What the task asks:
Identify the lines that contain the word "name", then copy them.

<<<<

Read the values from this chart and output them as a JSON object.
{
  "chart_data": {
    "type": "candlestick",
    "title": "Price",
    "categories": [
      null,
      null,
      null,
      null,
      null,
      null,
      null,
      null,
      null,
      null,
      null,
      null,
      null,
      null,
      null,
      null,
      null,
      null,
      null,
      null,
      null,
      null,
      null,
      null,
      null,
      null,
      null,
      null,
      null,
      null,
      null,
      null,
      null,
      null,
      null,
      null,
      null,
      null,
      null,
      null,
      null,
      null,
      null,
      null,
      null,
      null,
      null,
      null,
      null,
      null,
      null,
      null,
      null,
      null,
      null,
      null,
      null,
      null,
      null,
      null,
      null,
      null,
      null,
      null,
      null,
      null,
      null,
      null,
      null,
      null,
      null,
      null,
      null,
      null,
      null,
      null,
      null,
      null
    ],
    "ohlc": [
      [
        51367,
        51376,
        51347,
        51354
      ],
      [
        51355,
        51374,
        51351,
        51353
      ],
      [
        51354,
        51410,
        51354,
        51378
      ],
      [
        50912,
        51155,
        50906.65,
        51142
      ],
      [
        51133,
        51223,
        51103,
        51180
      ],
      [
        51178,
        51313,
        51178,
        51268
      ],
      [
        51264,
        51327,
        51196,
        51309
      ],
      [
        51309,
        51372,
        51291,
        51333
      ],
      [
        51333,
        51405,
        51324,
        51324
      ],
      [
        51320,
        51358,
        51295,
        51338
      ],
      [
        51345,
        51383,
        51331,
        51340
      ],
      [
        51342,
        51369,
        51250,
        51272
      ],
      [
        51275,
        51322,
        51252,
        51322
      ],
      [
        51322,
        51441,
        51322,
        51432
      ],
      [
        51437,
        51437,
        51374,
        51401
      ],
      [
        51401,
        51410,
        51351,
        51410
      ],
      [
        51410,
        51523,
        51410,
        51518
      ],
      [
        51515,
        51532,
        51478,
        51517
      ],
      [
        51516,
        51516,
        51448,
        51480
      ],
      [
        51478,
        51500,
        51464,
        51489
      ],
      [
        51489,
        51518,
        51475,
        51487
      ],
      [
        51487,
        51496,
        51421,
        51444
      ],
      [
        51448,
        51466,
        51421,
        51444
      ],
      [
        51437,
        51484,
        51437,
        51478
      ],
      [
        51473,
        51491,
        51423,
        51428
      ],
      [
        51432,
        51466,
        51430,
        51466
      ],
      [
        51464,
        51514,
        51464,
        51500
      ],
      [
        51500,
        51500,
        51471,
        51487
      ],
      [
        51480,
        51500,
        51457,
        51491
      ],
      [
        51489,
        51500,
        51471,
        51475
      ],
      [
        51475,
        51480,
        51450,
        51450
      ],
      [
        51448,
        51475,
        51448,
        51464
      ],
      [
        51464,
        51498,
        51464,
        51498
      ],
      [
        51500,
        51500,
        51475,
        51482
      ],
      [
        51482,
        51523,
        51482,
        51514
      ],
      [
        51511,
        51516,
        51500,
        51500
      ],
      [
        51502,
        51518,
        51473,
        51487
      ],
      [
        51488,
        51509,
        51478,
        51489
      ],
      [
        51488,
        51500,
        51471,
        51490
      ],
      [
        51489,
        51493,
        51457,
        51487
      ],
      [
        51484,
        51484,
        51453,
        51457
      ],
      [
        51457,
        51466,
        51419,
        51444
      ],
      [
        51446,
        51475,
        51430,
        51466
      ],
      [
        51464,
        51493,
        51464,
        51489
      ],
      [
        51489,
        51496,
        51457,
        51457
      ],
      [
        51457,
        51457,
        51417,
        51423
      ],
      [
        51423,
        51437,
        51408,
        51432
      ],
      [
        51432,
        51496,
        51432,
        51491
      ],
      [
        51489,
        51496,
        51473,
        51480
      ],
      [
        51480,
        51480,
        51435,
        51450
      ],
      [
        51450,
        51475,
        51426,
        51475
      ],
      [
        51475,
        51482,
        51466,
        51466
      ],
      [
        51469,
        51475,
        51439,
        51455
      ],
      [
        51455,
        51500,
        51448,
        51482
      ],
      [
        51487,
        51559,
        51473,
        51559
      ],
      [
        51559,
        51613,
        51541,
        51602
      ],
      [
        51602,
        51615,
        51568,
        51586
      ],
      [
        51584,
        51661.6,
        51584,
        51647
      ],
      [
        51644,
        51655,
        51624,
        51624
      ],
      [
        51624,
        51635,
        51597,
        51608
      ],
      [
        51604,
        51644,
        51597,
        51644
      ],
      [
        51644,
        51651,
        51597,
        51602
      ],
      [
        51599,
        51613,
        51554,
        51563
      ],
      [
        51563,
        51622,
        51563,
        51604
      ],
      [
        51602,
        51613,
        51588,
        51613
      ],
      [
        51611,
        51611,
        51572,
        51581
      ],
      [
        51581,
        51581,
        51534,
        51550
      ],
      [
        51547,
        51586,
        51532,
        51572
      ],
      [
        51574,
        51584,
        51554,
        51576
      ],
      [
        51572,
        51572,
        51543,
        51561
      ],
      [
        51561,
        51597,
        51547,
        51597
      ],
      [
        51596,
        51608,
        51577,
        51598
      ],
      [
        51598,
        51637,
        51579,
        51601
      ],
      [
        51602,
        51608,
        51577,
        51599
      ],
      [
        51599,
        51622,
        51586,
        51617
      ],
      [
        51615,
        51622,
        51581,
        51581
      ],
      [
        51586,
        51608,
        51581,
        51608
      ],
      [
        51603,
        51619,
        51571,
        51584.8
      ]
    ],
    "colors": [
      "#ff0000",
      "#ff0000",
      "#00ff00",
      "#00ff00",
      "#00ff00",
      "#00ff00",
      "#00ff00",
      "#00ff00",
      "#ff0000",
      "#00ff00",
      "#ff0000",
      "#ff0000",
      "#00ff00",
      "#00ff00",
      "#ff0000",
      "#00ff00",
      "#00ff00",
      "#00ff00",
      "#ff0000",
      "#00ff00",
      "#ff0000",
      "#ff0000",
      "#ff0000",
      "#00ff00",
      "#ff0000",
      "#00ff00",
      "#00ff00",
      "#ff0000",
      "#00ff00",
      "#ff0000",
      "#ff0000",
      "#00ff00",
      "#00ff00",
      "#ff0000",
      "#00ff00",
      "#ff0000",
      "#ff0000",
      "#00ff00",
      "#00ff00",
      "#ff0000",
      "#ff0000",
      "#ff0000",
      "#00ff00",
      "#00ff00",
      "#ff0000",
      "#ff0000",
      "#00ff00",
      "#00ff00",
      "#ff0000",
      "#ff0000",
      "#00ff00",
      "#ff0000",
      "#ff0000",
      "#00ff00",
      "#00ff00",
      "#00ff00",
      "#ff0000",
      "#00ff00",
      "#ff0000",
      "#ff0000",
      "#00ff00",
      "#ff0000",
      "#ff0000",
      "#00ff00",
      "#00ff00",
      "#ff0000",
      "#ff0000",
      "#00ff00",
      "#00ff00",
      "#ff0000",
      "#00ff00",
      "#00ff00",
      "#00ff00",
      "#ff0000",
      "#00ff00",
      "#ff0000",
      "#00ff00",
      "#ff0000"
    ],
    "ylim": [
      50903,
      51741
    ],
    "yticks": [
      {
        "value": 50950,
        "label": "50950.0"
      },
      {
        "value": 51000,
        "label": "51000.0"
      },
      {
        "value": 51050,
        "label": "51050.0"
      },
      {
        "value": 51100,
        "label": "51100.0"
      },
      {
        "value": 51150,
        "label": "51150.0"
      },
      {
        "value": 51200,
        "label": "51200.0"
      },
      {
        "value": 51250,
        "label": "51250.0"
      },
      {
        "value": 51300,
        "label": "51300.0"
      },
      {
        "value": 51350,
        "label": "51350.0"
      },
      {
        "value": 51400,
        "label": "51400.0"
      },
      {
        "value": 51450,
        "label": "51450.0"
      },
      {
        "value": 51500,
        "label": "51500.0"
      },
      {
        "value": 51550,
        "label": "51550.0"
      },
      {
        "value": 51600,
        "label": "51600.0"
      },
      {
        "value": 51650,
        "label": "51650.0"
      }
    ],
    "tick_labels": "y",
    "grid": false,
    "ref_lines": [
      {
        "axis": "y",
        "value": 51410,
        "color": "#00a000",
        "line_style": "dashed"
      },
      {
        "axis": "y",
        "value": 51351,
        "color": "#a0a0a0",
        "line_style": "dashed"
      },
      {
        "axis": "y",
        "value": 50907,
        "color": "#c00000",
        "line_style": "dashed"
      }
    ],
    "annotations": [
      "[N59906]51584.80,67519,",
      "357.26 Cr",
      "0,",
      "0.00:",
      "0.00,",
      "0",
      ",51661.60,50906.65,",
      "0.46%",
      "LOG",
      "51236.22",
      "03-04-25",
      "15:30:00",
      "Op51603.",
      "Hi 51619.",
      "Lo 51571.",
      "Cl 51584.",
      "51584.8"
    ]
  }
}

>>>>
<<<<

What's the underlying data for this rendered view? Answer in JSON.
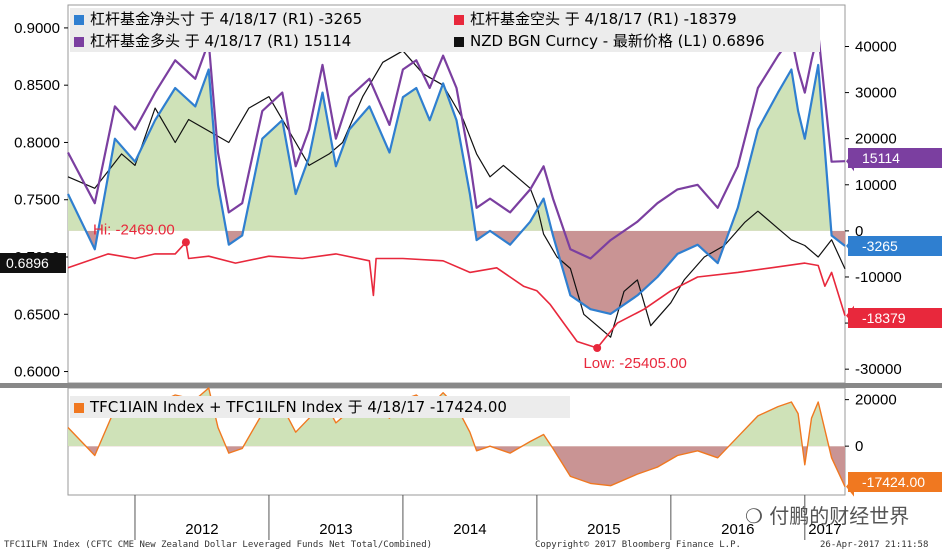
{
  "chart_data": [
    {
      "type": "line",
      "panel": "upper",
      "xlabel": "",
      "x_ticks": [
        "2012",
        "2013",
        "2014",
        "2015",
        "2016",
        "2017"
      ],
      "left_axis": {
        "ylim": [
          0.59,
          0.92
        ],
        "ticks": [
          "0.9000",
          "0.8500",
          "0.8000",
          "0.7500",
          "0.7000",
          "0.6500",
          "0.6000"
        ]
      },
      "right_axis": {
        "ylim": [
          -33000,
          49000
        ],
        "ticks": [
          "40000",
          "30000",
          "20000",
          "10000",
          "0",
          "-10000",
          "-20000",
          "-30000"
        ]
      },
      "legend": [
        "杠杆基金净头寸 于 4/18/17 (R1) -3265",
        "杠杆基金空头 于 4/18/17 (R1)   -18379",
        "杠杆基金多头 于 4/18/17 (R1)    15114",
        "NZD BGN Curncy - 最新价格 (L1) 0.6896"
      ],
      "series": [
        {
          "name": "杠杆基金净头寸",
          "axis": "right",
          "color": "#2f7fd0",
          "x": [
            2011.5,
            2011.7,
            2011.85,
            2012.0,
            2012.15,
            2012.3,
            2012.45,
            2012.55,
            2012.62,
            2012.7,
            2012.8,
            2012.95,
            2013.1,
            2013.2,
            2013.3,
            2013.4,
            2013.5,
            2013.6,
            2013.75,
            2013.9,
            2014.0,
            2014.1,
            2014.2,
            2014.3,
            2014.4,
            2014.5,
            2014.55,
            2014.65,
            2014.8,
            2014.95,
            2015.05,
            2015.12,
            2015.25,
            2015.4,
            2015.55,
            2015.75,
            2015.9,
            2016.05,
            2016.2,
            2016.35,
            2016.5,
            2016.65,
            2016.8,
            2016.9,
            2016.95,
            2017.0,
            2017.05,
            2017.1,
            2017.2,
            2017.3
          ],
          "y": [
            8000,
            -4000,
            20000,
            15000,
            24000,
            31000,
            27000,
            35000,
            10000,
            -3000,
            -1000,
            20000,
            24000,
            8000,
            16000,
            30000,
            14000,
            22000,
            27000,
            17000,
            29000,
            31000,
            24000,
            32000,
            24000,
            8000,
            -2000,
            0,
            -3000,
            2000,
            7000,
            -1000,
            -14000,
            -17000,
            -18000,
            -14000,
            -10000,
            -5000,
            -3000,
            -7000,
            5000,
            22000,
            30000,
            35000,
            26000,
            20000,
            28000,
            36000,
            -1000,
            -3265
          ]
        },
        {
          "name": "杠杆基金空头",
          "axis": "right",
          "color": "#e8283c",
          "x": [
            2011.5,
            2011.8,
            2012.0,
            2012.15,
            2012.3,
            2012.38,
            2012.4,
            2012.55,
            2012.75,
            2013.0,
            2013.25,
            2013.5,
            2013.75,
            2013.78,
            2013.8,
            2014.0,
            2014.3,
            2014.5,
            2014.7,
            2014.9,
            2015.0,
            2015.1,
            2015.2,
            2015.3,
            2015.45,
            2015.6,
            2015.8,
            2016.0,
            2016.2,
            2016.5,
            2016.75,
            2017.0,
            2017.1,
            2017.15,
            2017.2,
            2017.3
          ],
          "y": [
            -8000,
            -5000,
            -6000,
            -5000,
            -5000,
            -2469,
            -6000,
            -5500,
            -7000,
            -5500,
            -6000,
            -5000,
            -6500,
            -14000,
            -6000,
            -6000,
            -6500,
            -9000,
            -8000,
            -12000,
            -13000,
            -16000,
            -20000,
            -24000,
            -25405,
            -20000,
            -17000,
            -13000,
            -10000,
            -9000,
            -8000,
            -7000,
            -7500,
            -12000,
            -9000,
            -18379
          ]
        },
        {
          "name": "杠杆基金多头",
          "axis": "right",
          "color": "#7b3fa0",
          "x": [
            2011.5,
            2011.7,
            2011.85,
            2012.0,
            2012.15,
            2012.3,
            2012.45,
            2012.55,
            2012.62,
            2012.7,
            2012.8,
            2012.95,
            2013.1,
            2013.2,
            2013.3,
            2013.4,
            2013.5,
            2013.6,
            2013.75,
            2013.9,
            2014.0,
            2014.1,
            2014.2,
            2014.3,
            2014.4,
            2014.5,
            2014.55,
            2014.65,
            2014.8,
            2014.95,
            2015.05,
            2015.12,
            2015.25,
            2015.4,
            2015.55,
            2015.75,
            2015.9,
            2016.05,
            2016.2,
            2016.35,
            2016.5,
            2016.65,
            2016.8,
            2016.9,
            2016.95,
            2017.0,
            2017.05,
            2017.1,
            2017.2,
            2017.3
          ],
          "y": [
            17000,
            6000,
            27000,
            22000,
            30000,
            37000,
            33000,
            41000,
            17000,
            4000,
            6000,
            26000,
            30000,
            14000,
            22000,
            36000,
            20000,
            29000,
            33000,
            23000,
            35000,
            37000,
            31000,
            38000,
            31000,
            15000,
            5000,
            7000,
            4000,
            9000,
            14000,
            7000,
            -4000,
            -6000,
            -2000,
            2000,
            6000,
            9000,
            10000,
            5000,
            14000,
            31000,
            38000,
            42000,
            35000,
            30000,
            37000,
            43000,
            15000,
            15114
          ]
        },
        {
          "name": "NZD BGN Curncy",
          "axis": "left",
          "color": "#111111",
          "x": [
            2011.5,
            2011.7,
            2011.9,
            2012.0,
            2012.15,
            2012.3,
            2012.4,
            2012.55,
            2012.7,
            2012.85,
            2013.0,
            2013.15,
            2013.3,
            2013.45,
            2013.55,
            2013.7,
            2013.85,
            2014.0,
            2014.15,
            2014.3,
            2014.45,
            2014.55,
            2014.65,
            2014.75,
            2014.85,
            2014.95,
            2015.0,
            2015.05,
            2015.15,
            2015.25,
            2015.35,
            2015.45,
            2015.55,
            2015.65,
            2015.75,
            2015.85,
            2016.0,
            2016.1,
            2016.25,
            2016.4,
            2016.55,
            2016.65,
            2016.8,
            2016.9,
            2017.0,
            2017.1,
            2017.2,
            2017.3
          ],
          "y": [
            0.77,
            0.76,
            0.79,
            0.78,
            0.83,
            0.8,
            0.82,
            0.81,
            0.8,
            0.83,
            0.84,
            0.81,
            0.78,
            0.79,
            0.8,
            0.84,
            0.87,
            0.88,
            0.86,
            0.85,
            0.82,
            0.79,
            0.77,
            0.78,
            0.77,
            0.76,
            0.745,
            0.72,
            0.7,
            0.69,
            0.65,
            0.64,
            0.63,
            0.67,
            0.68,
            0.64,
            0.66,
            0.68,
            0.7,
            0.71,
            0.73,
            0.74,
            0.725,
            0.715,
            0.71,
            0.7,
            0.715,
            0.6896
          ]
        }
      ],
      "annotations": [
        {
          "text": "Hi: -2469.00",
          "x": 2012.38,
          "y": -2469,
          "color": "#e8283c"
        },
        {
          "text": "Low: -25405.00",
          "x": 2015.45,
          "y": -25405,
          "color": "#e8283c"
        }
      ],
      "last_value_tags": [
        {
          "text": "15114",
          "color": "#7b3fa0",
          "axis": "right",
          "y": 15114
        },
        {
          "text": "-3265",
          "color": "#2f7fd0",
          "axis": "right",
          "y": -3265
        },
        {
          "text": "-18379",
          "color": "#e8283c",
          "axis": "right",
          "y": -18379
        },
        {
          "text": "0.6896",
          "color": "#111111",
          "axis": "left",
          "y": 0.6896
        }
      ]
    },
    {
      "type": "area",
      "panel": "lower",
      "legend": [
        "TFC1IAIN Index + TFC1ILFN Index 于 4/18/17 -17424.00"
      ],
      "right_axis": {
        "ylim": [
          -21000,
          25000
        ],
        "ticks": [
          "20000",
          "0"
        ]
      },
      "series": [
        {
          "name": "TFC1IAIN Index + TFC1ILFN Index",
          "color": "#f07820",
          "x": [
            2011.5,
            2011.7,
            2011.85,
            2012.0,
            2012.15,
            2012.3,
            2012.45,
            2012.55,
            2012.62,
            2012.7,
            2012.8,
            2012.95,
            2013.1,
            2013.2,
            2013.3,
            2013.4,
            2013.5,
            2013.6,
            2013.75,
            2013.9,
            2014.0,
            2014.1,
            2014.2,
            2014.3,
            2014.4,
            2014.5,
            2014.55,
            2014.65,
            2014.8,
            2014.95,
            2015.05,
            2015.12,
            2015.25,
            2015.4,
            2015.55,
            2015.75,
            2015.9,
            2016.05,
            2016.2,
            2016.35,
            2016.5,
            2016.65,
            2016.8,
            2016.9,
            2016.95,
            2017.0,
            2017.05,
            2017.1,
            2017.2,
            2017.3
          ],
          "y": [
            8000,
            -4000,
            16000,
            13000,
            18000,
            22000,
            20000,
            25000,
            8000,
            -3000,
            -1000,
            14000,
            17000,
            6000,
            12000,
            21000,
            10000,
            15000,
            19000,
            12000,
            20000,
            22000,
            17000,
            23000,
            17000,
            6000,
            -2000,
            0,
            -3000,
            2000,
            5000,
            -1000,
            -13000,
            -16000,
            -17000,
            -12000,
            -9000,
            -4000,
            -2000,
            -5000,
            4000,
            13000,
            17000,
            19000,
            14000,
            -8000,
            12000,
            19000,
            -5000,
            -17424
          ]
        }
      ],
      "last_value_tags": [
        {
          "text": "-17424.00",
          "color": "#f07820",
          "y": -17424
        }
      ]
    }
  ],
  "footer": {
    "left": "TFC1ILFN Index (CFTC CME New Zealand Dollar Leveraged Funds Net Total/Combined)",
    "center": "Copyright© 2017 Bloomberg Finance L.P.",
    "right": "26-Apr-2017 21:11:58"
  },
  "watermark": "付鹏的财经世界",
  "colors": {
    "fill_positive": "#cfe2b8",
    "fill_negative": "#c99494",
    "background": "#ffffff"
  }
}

>>>>

Task output:
          "name": "杠杆基金净头寸",
          "name": "杠杆基金空头",
          "name": "杠杆基金多头",
          "name": "NZD BGN Curncy",
          "name": "TFC1IAIN Index + TFC1ILFN Index",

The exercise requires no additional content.